- _Data provided_:

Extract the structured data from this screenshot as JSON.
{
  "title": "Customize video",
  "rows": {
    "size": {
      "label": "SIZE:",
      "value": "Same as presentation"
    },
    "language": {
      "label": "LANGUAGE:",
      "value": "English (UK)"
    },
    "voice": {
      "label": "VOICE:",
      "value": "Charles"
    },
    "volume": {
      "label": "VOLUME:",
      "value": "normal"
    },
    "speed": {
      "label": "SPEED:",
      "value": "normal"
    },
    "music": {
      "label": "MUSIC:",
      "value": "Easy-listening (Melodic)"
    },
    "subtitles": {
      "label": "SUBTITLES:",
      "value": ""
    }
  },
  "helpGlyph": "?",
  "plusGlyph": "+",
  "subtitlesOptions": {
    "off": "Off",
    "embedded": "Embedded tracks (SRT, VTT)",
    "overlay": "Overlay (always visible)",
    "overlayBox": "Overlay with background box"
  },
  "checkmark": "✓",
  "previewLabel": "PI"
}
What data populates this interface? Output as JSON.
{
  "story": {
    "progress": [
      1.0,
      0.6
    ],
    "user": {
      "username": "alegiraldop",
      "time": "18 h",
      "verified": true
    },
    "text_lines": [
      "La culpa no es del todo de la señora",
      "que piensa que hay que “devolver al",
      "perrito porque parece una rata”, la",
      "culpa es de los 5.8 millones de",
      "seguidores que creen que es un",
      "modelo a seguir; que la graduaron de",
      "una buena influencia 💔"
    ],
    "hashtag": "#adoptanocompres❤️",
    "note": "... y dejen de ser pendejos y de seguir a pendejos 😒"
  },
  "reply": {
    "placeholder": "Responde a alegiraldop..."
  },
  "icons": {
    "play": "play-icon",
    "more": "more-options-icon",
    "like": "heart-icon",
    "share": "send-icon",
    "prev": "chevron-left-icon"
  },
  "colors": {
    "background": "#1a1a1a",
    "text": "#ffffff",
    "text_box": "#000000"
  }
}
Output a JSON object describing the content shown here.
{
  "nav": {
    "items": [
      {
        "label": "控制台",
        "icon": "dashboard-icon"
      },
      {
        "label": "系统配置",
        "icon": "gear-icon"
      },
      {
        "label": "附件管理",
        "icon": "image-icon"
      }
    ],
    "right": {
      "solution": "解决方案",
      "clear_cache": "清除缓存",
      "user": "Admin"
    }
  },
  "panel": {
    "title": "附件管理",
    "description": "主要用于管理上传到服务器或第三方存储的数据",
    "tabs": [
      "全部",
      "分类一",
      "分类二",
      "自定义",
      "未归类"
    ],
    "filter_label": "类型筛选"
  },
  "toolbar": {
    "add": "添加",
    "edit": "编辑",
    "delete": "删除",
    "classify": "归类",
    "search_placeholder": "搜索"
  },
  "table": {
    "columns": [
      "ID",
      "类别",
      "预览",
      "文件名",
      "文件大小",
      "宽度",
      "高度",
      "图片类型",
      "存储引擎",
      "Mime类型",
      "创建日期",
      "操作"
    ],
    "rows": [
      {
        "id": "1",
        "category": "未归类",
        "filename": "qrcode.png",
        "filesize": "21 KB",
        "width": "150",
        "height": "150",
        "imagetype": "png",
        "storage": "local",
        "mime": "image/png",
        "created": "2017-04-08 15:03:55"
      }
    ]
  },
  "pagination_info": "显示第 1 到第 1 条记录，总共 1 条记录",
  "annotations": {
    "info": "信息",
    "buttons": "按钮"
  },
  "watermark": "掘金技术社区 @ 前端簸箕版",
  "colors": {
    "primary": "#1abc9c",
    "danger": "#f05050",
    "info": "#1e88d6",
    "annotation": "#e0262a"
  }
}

- _Objective_:
Find the lines with the string "culpa" and reproduce them.

- _Solution for this problem_:
      "La culpa no es del todo de la señora",
      "culpa es de los 5.8 millones de",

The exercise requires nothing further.